*Dataset records*:
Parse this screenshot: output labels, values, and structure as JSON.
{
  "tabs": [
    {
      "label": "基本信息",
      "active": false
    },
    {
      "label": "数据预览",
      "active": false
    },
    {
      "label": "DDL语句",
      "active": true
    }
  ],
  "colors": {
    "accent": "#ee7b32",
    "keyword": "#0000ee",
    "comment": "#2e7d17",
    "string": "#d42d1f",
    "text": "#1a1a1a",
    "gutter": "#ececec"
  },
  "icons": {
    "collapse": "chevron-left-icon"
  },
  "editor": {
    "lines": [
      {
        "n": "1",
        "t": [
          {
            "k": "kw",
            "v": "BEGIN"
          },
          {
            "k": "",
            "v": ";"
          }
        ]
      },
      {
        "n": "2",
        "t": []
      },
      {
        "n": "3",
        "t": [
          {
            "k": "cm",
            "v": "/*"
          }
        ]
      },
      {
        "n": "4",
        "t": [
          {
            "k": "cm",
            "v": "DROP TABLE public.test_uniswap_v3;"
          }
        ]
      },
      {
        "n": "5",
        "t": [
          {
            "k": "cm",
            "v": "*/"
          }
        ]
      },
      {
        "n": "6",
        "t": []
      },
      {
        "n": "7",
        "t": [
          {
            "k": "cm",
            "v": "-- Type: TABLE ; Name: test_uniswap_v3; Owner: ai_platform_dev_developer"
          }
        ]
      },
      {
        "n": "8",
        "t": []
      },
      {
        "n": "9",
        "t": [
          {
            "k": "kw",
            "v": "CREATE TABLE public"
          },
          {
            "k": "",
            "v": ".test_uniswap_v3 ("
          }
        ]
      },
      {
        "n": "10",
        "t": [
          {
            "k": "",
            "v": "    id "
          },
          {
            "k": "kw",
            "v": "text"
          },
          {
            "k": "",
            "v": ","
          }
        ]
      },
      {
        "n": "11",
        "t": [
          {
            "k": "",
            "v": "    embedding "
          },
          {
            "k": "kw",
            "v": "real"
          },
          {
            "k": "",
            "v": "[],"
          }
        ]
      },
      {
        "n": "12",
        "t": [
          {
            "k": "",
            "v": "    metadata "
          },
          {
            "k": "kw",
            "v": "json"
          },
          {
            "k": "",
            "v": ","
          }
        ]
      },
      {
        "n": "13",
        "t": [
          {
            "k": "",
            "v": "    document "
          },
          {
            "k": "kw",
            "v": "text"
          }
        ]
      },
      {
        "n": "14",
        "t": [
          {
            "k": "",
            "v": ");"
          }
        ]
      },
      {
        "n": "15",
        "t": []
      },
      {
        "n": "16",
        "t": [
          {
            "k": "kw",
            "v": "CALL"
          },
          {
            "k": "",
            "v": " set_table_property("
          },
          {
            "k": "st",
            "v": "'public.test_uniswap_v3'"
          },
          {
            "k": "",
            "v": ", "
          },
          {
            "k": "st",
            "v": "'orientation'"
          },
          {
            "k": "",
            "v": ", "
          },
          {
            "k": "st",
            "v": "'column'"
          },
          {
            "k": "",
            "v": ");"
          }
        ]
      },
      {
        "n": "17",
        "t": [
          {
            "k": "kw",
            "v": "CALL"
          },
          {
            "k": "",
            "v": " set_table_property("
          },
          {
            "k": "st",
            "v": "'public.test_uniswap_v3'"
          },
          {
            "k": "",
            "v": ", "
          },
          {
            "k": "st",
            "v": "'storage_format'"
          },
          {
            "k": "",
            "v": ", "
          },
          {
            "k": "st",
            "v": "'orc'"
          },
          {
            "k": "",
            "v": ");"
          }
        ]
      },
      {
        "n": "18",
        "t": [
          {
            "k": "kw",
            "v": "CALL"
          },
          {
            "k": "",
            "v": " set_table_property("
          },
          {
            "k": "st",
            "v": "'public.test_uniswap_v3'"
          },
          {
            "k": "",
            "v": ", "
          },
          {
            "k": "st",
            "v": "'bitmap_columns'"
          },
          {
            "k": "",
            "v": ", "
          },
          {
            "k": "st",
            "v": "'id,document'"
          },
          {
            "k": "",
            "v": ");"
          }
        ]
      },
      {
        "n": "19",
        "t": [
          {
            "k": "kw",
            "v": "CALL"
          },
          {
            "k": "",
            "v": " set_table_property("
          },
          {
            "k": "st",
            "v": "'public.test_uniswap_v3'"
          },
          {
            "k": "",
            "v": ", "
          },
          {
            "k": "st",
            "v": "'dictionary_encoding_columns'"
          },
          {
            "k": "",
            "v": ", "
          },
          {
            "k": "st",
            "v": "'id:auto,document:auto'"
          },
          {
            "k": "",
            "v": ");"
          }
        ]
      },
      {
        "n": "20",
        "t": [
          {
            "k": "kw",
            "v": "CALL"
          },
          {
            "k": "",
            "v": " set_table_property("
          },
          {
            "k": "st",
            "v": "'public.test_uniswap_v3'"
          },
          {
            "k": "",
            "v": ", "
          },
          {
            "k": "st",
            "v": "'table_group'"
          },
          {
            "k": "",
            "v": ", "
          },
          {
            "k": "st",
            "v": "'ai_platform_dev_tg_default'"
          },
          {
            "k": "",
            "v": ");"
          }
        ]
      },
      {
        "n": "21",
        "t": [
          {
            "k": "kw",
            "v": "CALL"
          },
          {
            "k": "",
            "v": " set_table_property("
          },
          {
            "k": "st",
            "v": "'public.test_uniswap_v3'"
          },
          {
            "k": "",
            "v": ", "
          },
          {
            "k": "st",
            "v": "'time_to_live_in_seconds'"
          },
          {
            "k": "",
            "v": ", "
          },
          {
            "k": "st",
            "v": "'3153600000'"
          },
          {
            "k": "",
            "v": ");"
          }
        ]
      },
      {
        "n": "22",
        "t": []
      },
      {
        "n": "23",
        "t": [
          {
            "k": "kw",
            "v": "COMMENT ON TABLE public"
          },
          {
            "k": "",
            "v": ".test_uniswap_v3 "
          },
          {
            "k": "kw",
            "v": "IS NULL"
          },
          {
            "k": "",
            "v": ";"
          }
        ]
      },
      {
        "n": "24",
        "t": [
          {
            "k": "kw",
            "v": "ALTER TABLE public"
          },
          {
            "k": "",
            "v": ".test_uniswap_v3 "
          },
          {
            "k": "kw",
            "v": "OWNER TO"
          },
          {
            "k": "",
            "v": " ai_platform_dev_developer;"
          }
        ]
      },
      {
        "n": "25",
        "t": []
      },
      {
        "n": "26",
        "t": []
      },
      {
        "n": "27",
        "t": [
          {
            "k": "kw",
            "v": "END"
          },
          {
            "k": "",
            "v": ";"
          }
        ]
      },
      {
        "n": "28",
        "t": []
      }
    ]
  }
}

*Stated goal*:
Reproduce the complete data exactly as presented above.

*Answer for the task*:
Parse this screenshot: output labels, values, and structure as JSON.
{
  "tabs": [
    {
      "label": "基本信息",
      "active": false
    },
    {
      "label": "数据预览",
      "active": false
    },
    {
      "label": "DDL语句",
      "active": true
    }
  ],
  "colors": {
    "accent": "#ee7b32",
    "keyword": "#0000ee",
    "comment": "#2e7d17",
    "string": "#d42d1f",
    "text": "#1a1a1a",
    "gutter": "#ececec"
  },
  "icons": {
    "collapse": "chevron-left-icon"
  },
  "editor": {
    "lines": [
      {
        "n": "1",
        "t": [
          {
            "k": "kw",
            "v": "BEGIN"
          },
          {
            "k": "",
            "v": ";"
          }
        ]
      },
      {
        "n": "2",
        "t": []
      },
      {
        "n": "3",
        "t": [
          {
            "k": "cm",
            "v": "/*"
          }
        ]
      },
      {
        "n": "4",
        "t": [
          {
            "k": "cm",
            "v": "DROP TABLE public.test_uniswap_v3;"
          }
        ]
      },
      {
        "n": "5",
        "t": [
          {
            "k": "cm",
            "v": "*/"
          }
        ]
      },
      {
        "n": "6",
        "t": []
      },
      {
        "n": "7",
        "t": [
          {
            "k": "cm",
            "v": "-- Type: TABLE ; Name: test_uniswap_v3; Owner: ai_platform_dev_developer"
          }
        ]
      },
      {
        "n": "8",
        "t": []
      },
      {
        "n": "9",
        "t": [
          {
            "k": "kw",
            "v": "CREATE TABLE public"
          },
          {
            "k": "",
            "v": ".test_uniswap_v3 ("
          }
        ]
      },
      {
        "n": "10",
        "t": [
          {
            "k": "",
            "v": "    id "
          },
          {
            "k": "kw",
            "v": "text"
          },
          {
            "k": "",
            "v": ","
          }
        ]
      },
      {
        "n": "11",
        "t": [
          {
            "k": "",
            "v": "    embedding "
          },
          {
            "k": "kw",
            "v": "real"
          },
          {
            "k": "",
            "v": "[],"
          }
        ]
      },
      {
        "n": "12",
        "t": [
          {
            "k": "",
            "v": "    metadata "
          },
          {
            "k": "kw",
            "v": "json"
          },
          {
            "k": "",
            "v": ","
          }
        ]
      },
      {
        "n": "13",
        "t": [
          {
            "k": "",
            "v": "    document "
          },
          {
            "k": "kw",
            "v": "text"
          }
        ]
      },
      {
        "n": "14",
        "t": [
          {
            "k": "",
            "v": ");"
          }
        ]
      },
      {
        "n": "15",
        "t": []
      },
      {
        "n": "16",
        "t": [
          {
            "k": "kw",
            "v": "CALL"
          },
          {
            "k": "",
            "v": " set_table_property("
          },
          {
            "k": "st",
            "v": "'public.test_uniswap_v3'"
          },
          {
            "k": "",
            "v": ", "
          },
          {
            "k": "st",
            "v": "'orientation'"
          },
          {
            "k": "",
            "v": ", "
          },
          {
            "k": "st",
            "v": "'column'"
          },
          {
            "k": "",
            "v": ");"
          }
        ]
      },
      {
        "n": "17",
        "t": [
          {
            "k": "kw",
            "v": "CALL"
          },
          {
            "k": "",
            "v": " set_table_property("
          },
          {
            "k": "st",
            "v": "'public.test_uniswap_v3'"
          },
          {
            "k": "",
            "v": ", "
          },
          {
            "k": "st",
            "v": "'storage_format'"
          },
          {
            "k": "",
            "v": ", "
          },
          {
            "k": "st",
            "v": "'orc'"
          },
          {
            "k": "",
            "v": ");"
          }
        ]
      },
      {
        "n": "18",
        "t": [
          {
            "k": "kw",
            "v": "CALL"
          },
          {
            "k": "",
            "v": " set_table_property("
          },
          {
            "k": "st",
            "v": "'public.test_uniswap_v3'"
          },
          {
            "k": "",
            "v": ", "
          },
          {
            "k": "st",
            "v": "'bitmap_columns'"
          },
          {
            "k": "",
            "v": ", "
          },
          {
            "k": "st",
            "v": "'id,document'"
          },
          {
            "k": "",
            "v": ");"
          }
        ]
      },
      {
        "n": "19",
        "t": [
          {
            "k": "kw",
            "v": "CALL"
          },
          {
            "k": "",
            "v": " set_table_property("
          },
          {
            "k": "st",
            "v": "'public.test_uniswap_v3'"
          },
          {
            "k": "",
            "v": ", "
          },
          {
            "k": "st",
            "v": "'dictionary_encoding_columns'"
          },
          {
            "k": "",
            "v": ", "
          },
          {
            "k": "st",
            "v": "'id:auto,document:auto'"
          },
          {
            "k": "",
            "v": ");"
          }
        ]
      },
      {
        "n": "20",
        "t": [
          {
            "k": "kw",
            "v": "CALL"
          },
          {
            "k": "",
            "v": " set_table_property("
          },
          {
            "k": "st",
            "v": "'public.test_uniswap_v3'"
          },
          {
            "k": "",
            "v": ", "
          },
          {
            "k": "st",
            "v": "'table_group'"
          },
          {
            "k": "",
            "v": ", "
          },
          {
            "k": "st",
            "v": "'ai_platform_dev_tg_default'"
          },
          {
            "k": "",
            "v": ");"
          }
        ]
      },
      {
        "n": "21",
        "t": [
          {
            "k": "kw",
            "v": "CALL"
          },
          {
            "k": "",
            "v": " set_table_property("
          },
          {
            "k": "st",
            "v": "'public.test_uniswap_v3'"
          },
          {
            "k": "",
            "v": ", "
          },
          {
            "k": "st",
            "v": "'time_to_live_in_seconds'"
          },
          {
            "k": "",
            "v": ", "
          },
          {
            "k": "st",
            "v": "'3153600000'"
          },
          {
            "k": "",
            "v": ");"
          }
        ]
      },
      {
        "n": "22",
        "t": []
      },
      {
        "n": "23",
        "t": [
          {
            "k": "kw",
            "v": "COMMENT ON TABLE public"
          },
          {
            "k": "",
            "v": ".test_uniswap_v3 "
          },
          {
            "k": "kw",
            "v": "IS NULL"
          },
          {
            "k": "",
            "v": ";"
          }
        ]
      },
      {
        "n": "24",
        "t": [
          {
            "k": "kw",
            "v": "ALTER TABLE public"
          },
          {
            "k": "",
            "v": ".test_uniswap_v3 "
          },
          {
            "k": "kw",
            "v": "OWNER TO"
          },
          {
            "k": "",
            "v": " ai_platform_dev_developer;"
          }
        ]
      },
      {
        "n": "25",
        "t": []
      },
      {
        "n": "26",
        "t": []
      },
      {
        "n": "27",
        "t": [
          {
            "k": "kw",
            "v": "END"
          },
          {
            "k": "",
            "v": ";"
          }
        ]
      },
      {
        "n": "28",
        "t": []
      }
    ]
  }
}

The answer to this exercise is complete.